■ MATERIAL PROVIDED:
•••••
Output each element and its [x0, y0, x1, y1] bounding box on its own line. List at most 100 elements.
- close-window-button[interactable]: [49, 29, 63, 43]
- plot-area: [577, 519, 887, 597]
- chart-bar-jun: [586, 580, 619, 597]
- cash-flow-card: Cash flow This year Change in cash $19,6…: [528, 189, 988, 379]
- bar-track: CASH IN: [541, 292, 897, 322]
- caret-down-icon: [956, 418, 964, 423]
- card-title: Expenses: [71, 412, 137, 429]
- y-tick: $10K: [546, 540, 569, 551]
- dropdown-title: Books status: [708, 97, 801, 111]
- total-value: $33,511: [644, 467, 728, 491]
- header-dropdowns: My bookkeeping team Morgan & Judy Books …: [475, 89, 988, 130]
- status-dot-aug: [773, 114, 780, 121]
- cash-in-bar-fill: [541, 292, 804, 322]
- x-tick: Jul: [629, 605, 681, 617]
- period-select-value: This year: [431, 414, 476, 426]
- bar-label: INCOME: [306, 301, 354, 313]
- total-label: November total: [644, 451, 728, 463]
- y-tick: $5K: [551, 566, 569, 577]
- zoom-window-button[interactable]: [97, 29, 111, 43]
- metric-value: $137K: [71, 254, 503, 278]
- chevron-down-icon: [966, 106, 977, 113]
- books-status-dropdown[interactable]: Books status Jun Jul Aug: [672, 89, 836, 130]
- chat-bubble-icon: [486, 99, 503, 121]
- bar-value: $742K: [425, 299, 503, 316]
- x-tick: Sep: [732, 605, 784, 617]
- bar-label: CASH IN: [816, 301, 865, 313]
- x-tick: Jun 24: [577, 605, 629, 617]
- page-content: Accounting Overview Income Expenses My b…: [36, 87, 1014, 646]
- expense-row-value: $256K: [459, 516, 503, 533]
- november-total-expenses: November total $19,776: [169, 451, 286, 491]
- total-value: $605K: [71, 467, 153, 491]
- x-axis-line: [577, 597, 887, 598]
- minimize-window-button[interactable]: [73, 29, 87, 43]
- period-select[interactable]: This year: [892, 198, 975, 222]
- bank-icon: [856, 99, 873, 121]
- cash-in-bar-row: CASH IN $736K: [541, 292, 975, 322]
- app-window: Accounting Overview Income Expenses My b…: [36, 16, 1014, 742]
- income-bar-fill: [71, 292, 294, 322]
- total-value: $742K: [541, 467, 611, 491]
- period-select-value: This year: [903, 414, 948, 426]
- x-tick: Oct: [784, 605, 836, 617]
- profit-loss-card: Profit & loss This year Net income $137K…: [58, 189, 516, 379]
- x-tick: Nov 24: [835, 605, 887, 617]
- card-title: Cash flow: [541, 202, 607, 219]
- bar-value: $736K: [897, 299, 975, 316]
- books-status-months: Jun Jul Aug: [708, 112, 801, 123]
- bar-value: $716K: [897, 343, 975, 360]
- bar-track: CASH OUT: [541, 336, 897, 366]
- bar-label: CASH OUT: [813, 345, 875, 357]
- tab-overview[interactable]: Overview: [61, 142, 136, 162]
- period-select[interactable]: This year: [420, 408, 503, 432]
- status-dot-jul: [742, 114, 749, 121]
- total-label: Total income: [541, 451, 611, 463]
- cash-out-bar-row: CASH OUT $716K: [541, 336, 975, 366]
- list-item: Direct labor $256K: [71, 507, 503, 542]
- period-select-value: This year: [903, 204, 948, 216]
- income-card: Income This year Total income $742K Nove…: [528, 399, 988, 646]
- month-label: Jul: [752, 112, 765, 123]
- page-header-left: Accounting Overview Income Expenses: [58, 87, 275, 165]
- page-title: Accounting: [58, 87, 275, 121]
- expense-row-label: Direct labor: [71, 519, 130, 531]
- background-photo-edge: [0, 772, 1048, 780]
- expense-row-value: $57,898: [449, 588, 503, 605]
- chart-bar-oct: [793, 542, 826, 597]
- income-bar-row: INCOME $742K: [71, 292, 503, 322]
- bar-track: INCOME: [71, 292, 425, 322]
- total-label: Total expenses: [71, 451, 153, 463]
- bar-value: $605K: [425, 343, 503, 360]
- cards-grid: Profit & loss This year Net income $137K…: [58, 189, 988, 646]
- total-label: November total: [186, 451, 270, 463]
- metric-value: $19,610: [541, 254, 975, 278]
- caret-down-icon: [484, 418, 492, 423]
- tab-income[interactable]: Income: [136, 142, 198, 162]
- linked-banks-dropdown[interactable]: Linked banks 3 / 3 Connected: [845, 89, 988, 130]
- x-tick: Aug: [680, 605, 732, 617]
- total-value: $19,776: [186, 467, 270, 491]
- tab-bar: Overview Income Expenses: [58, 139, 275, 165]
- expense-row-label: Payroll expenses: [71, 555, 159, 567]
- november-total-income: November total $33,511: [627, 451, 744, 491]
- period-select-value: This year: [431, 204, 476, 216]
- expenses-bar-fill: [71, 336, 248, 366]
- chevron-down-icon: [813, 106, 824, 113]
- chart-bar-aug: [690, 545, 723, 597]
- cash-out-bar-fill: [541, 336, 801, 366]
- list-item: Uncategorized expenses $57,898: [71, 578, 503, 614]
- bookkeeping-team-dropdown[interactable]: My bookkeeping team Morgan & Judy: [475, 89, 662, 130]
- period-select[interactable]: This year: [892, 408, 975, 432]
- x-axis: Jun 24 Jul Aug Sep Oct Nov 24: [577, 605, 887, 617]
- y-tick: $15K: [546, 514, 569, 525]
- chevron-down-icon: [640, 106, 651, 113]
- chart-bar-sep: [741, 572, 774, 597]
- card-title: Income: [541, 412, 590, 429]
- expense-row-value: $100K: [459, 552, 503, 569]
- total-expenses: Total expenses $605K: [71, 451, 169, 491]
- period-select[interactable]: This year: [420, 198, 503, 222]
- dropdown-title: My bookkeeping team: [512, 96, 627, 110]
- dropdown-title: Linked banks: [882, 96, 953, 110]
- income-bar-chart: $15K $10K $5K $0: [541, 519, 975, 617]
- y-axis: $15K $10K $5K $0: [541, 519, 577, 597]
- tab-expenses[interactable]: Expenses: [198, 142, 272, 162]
•••••
■ WHAT YOU SHOULD DO: Rewrite the listing above, changing every "This year" to "Last year" and leaving everything else as it is.

■ REPLY:
Output each element and its [x0, y0, x1, y1] bounding box on its own line. List at most 100 elements.
- close-window-button[interactable]: [49, 29, 63, 43]
- plot-area: [577, 519, 887, 597]
- chart-bar-jun: [586, 580, 619, 597]
- cash-flow-card: Cash flow Last year Change in cash $19,6…: [528, 189, 988, 379]
- bar-track: CASH IN: [541, 292, 897, 322]
- caret-down-icon: [956, 418, 964, 423]
- card-title: Expenses: [71, 412, 137, 429]
- y-tick: $10K: [546, 540, 569, 551]
- dropdown-title: Books status: [708, 97, 801, 111]
- total-value: $33,511: [644, 467, 728, 491]
- header-dropdowns: My bookkeeping team Morgan & Judy Books …: [475, 89, 988, 130]
- status-dot-aug: [773, 114, 780, 121]
- cash-in-bar-fill: [541, 292, 804, 322]
- x-tick: Jul: [629, 605, 681, 617]
- period-select-value: Last year: [431, 414, 476, 426]
- bar-label: INCOME: [306, 301, 354, 313]
- total-label: November total: [644, 451, 728, 463]
- y-tick: $5K: [551, 566, 569, 577]
- zoom-window-button[interactable]: [97, 29, 111, 43]
- metric-value: $137K: [71, 254, 503, 278]
- chevron-down-icon: [966, 106, 977, 113]
- books-status-dropdown[interactable]: Books status Jun Jul Aug: [672, 89, 836, 130]
- chat-bubble-icon: [486, 99, 503, 121]
- bar-value: $742K: [425, 299, 503, 316]
- x-tick: Sep: [732, 605, 784, 617]
- bar-label: CASH IN: [816, 301, 865, 313]
- x-tick: Jun 24: [577, 605, 629, 617]
- page-content: Accounting Overview Income Expenses My b…: [36, 87, 1014, 646]
- expense-row-value: $256K: [459, 516, 503, 533]
- november-total-expenses: November total $19,776: [169, 451, 286, 491]
- total-value: $605K: [71, 467, 153, 491]
- x-axis-line: [577, 597, 887, 598]
- minimize-window-button[interactable]: [73, 29, 87, 43]
- period-select[interactable]: Last year: [892, 198, 975, 222]
- bank-icon: [856, 99, 873, 121]
- cash-in-bar-row: CASH IN $736K: [541, 292, 975, 322]
- app-window: Accounting Overview Income Expenses My b…: [36, 16, 1014, 742]
- income-bar-fill: [71, 292, 294, 322]
- total-value: $742K: [541, 467, 611, 491]
- period-select-value: Last year: [903, 414, 948, 426]
- x-tick: Oct: [784, 605, 836, 617]
- profit-loss-card: Profit & loss Last year Net income $137K…: [58, 189, 516, 379]
- x-tick: Nov 24: [835, 605, 887, 617]
- card-title: Cash flow: [541, 202, 607, 219]
- bar-value: $736K: [897, 299, 975, 316]
- books-status-months: Jun Jul Aug: [708, 112, 801, 123]
- bar-value: $716K: [897, 343, 975, 360]
- bar-track: CASH OUT: [541, 336, 897, 366]
- bar-label: CASH OUT: [813, 345, 875, 357]
- tab-overview[interactable]: Overview: [61, 142, 136, 162]
- period-select[interactable]: Last year: [420, 408, 503, 432]
- status-dot-jul: [742, 114, 749, 121]
- total-label: Total income: [541, 451, 611, 463]
- cash-out-bar-row: CASH OUT $716K: [541, 336, 975, 366]
- list-item: Direct labor $256K: [71, 507, 503, 542]
- period-select-value: Last year: [903, 204, 948, 216]
- income-card: Income Last year Total income $742K Nove…: [528, 399, 988, 646]
- month-label: Jul: [752, 112, 765, 123]
- page-header-left: Accounting Overview Income Expenses: [58, 87, 275, 165]
- page-title: Accounting: [58, 87, 275, 121]
- expense-row-label: Direct labor: [71, 519, 130, 531]
- background-photo-edge: [0, 772, 1048, 780]
- expense-row-value: $57,898: [449, 588, 503, 605]
- chart-bar-oct: [793, 542, 826, 597]
- income-bar-row: INCOME $742K: [71, 292, 503, 322]
- bar-track: INCOME: [71, 292, 425, 322]
- total-label: Total expenses: [71, 451, 153, 463]
- bar-value: $605K: [425, 343, 503, 360]
- cards-grid: Profit & loss Last year Net income $137K…: [58, 189, 988, 646]
- total-label: November total: [186, 451, 270, 463]
- metric-value: $19,610: [541, 254, 975, 278]
- caret-down-icon: [484, 418, 492, 423]
- tab-income[interactable]: Income: [136, 142, 198, 162]
- linked-banks-dropdown[interactable]: Linked banks 3 / 3 Connected: [845, 89, 988, 130]
- x-tick: Aug: [680, 605, 732, 617]
- total-value: $19,776: [186, 467, 270, 491]
- tab-bar: Overview Income Expenses: [58, 139, 275, 165]
- expense-row-label: Payroll expenses: [71, 555, 159, 567]
- november-total-income: November total $33,511: [627, 451, 744, 491]
- period-select-value: Last year: [431, 204, 476, 216]
- expenses-bar-fill: [71, 336, 248, 366]
- chevron-down-icon: [813, 106, 824, 113]
- chart-bar-aug: [690, 545, 723, 597]
- cash-out-bar-fill: [541, 336, 801, 366]
- list-item: Uncategorized expenses $57,898: [71, 578, 503, 614]
- bookkeeping-team-dropdown[interactable]: My bookkeeping team Morgan & Judy: [475, 89, 662, 130]
- period-select[interactable]: Last year: [892, 408, 975, 432]
- x-axis: Jun 24 Jul Aug Sep Oct Nov 24: [577, 605, 887, 617]
- y-tick: $15K: [546, 514, 569, 525]
- chevron-down-icon: [640, 106, 651, 113]
- chart-bar-sep: [741, 572, 774, 597]
- card-title: Income: [541, 412, 590, 429]
- expense-row-value: $100K: [459, 552, 503, 569]
- total-expenses: Total expenses $605K: [71, 451, 169, 491]
- period-select[interactable]: Last year: [420, 198, 503, 222]
- dropdown-title: My bookkeeping team: [512, 96, 627, 110]
- dropdown-title: Linked banks: [882, 96, 953, 110]
- income-bar-chart: $15K $10K $5K $0: [541, 519, 975, 617]
- y-axis: $15K $10K $5K $0: [541, 519, 577, 597]
- tab-expenses[interactable]: Expenses: [198, 142, 272, 162]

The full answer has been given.